(Excerpt from a dataset)
──────

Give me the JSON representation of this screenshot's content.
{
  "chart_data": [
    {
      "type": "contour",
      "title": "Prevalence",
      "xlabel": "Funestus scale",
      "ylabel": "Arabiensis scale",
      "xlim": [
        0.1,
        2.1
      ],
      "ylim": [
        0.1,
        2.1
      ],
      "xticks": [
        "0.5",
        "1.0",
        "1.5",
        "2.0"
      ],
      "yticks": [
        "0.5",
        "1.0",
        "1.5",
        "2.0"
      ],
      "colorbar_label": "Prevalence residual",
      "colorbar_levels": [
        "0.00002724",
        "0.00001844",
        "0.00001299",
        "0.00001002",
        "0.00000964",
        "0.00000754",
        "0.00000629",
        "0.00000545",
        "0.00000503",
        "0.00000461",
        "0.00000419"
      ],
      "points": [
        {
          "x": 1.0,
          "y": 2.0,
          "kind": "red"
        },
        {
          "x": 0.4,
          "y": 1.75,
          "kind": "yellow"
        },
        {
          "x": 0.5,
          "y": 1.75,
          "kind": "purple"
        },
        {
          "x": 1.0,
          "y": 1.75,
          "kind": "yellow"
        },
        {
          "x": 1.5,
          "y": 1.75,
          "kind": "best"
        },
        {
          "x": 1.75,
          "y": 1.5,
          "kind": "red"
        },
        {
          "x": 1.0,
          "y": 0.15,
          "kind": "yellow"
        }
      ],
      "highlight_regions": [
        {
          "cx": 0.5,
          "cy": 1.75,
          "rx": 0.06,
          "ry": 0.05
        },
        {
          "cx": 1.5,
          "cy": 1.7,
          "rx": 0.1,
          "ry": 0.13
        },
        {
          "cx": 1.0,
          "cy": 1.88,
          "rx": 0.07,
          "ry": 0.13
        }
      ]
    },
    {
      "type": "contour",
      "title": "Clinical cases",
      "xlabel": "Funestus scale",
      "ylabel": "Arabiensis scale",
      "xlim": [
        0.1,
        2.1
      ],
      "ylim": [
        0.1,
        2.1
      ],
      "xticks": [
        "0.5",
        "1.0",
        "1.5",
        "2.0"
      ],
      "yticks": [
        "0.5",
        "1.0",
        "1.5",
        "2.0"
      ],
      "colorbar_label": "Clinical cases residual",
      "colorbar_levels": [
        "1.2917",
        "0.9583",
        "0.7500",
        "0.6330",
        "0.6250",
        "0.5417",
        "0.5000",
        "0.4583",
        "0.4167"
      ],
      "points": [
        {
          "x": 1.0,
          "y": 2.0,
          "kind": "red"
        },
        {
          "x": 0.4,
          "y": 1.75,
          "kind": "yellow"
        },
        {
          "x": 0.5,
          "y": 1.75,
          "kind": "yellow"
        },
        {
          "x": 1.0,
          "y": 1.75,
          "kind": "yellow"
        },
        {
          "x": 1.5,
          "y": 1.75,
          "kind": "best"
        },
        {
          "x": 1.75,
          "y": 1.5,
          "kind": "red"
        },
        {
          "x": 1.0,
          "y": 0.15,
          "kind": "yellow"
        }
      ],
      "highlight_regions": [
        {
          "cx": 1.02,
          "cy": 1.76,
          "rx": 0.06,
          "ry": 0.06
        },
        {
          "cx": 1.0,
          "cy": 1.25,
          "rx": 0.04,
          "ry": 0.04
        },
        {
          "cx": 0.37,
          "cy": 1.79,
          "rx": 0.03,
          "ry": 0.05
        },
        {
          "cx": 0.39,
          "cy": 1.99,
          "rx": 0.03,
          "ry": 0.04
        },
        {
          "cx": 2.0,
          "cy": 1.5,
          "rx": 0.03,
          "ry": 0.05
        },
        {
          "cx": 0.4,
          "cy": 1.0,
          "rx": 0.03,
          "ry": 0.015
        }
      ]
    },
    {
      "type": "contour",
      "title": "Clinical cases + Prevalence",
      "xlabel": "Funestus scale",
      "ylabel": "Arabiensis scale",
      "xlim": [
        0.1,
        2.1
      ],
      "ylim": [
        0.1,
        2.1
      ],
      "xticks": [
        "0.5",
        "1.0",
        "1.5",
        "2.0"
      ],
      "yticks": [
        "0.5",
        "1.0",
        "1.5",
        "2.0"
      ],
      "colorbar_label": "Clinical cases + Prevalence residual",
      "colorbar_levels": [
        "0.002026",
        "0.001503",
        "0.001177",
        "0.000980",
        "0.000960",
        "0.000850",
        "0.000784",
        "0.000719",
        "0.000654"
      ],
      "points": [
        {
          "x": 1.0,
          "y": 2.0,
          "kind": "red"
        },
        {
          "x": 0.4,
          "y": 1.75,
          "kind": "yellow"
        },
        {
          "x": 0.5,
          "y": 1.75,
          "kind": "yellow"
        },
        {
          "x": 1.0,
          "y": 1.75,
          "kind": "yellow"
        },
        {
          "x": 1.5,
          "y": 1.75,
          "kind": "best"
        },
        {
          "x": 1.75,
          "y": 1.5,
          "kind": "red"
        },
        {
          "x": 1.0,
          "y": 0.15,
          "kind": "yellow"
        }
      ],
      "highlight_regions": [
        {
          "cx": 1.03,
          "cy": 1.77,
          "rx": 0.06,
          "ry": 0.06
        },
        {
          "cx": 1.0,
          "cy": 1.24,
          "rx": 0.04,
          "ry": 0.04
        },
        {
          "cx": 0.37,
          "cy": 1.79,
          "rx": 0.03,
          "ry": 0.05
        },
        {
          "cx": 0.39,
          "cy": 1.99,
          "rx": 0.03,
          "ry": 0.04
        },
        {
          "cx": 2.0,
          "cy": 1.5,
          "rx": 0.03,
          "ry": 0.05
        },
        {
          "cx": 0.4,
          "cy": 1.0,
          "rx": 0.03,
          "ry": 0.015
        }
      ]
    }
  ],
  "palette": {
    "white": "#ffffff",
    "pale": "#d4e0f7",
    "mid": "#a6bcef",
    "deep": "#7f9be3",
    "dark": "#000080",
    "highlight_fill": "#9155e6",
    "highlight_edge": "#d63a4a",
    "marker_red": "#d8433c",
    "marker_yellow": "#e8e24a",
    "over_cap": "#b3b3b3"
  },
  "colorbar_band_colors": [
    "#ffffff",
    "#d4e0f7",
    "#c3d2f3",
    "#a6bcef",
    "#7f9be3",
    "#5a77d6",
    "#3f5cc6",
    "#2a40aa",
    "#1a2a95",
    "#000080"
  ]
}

──────

#### PROBLEM
Repeat the data in its entirety, character for character.

#### RESPONSE TO THE EXERCISE
Give me the JSON representation of this screenshot's content.
{
  "chart_data": [
    {
      "type": "contour",
      "title": "Prevalence",
      "xlabel": "Funestus scale",
      "ylabel": "Arabiensis scale",
      "xlim": [
        0.1,
        2.1
      ],
      "ylim": [
        0.1,
        2.1
      ],
      "xticks": [
        "0.5",
        "1.0",
        "1.5",
        "2.0"
      ],
      "yticks": [
        "0.5",
        "1.0",
        "1.5",
        "2.0"
      ],
      "colorbar_label": "Prevalence residual",
      "colorbar_levels": [
        "0.00002724",
        "0.00001844",
        "0.00001299",
        "0.00001002",
        "0.00000964",
        "0.00000754",
        "0.00000629",
        "0.00000545",
        "0.00000503",
        "0.00000461",
        "0.00000419"
      ],
      "points": [
        {
          "x": 1.0,
          "y": 2.0,
          "kind": "red"
        },
        {
          "x": 0.4,
          "y": 1.75,
          "kind": "yellow"
        },
        {
          "x": 0.5,
          "y": 1.75,
          "kind": "purple"
        },
        {
          "x": 1.0,
          "y": 1.75,
          "kind": "yellow"
        },
        {
          "x": 1.5,
          "y": 1.75,
          "kind": "best"
        },
        {
          "x": 1.75,
          "y": 1.5,
          "kind": "red"
        },
        {
          "x": 1.0,
          "y": 0.15,
          "kind": "yellow"
        }
      ],
      "highlight_regions": [
        {
          "cx": 0.5,
          "cy": 1.75,
          "rx": 0.06,
          "ry": 0.05
        },
        {
          "cx": 1.5,
          "cy": 1.7,
          "rx": 0.1,
          "ry": 0.13
        },
        {
          "cx": 1.0,
          "cy": 1.88,
          "rx": 0.07,
          "ry": 0.13
        }
      ]
    },
    {
      "type": "contour",
      "title": "Clinical cases",
      "xlabel": "Funestus scale",
      "ylabel": "Arabiensis scale",
      "xlim": [
        0.1,
        2.1
      ],
      "ylim": [
        0.1,
        2.1
      ],
      "xticks": [
        "0.5",
        "1.0",
        "1.5",
        "2.0"
      ],
      "yticks": [
        "0.5",
        "1.0",
        "1.5",
        "2.0"
      ],
      "colorbar_label": "Clinical cases residual",
      "colorbar_levels": [
        "1.2917",
        "0.9583",
        "0.7500",
        "0.6330",
        "0.6250",
        "0.5417",
        "0.5000",
        "0.4583",
        "0.4167"
      ],
      "points": [
        {
          "x": 1.0,
          "y": 2.0,
          "kind": "red"
        },
        {
          "x": 0.4,
          "y": 1.75,
          "kind": "yellow"
        },
        {
          "x": 0.5,
          "y": 1.75,
          "kind": "yellow"
        },
        {
          "x": 1.0,
          "y": 1.75,
          "kind": "yellow"
        },
        {
          "x": 1.5,
          "y": 1.75,
          "kind": "best"
        },
        {
          "x": 1.75,
          "y": 1.5,
          "kind": "red"
        },
        {
          "x": 1.0,
          "y": 0.15,
          "kind": "yellow"
        }
      ],
      "highlight_regions": [
        {
          "cx": 1.02,
          "cy": 1.76,
          "rx": 0.06,
          "ry": 0.06
        },
        {
          "cx": 1.0,
          "cy": 1.25,
          "rx": 0.04,
          "ry": 0.04
        },
        {
          "cx": 0.37,
          "cy": 1.79,
          "rx": 0.03,
          "ry": 0.05
        },
        {
          "cx": 0.39,
          "cy": 1.99,
          "rx": 0.03,
          "ry": 0.04
        },
        {
          "cx": 2.0,
          "cy": 1.5,
          "rx": 0.03,
          "ry": 0.05
        },
        {
          "cx": 0.4,
          "cy": 1.0,
          "rx": 0.03,
          "ry": 0.015
        }
      ]
    },
    {
      "type": "contour",
      "title": "Clinical cases + Prevalence",
      "xlabel": "Funestus scale",
      "ylabel": "Arabiensis scale",
      "xlim": [
        0.1,
        2.1
      ],
      "ylim": [
        0.1,
        2.1
      ],
      "xticks": [
        "0.5",
        "1.0",
        "1.5",
        "2.0"
      ],
      "yticks": [
        "0.5",
        "1.0",
        "1.5",
        "2.0"
      ],
      "colorbar_label": "Clinical cases + Prevalence residual",
      "colorbar_levels": [
        "0.002026",
        "0.001503",
        "0.001177",
        "0.000980",
        "0.000960",
        "0.000850",
        "0.000784",
        "0.000719",
        "0.000654"
      ],
      "points": [
        {
          "x": 1.0,
          "y": 2.0,
          "kind": "red"
        },
        {
          "x": 0.4,
          "y": 1.75,
          "kind": "yellow"
        },
        {
          "x": 0.5,
          "y": 1.75,
          "kind": "yellow"
        },
        {
          "x": 1.0,
          "y": 1.75,
          "kind": "yellow"
        },
        {
          "x": 1.5,
          "y": 1.75,
          "kind": "best"
        },
        {
          "x": 1.75,
          "y": 1.5,
          "kind": "red"
        },
        {
          "x": 1.0,
          "y": 0.15,
          "kind": "yellow"
        }
      ],
      "highlight_regions": [
        {
          "cx": 1.03,
          "cy": 1.77,
          "rx": 0.06,
          "ry": 0.06
        },
        {
          "cx": 1.0,
          "cy": 1.24,
          "rx": 0.04,
          "ry": 0.04
        },
        {
          "cx": 0.37,
          "cy": 1.79,
          "rx": 0.03,
          "ry": 0.05
        },
        {
          "cx": 0.39,
          "cy": 1.99,
          "rx": 0.03,
          "ry": 0.04
        },
        {
          "cx": 2.0,
          "cy": 1.5,
          "rx": 0.03,
          "ry": 0.05
        },
        {
          "cx": 0.4,
          "cy": 1.0,
          "rx": 0.03,
          "ry": 0.015
        }
      ]
    }
  ],
  "palette": {
    "white": "#ffffff",
    "pale": "#d4e0f7",
    "mid": "#a6bcef",
    "deep": "#7f9be3",
    "dark": "#000080",
    "highlight_fill": "#9155e6",
    "highlight_edge": "#d63a4a",
    "marker_red": "#d8433c",
    "marker_yellow": "#e8e24a",
    "over_cap": "#b3b3b3"
  },
  "colorbar_band_colors": [
    "#ffffff",
    "#d4e0f7",
    "#c3d2f3",
    "#a6bcef",
    "#7f9be3",
    "#5a77d6",
    "#3f5cc6",
    "#2a40aa",
    "#1a2a95",
    "#000080"
  ]
}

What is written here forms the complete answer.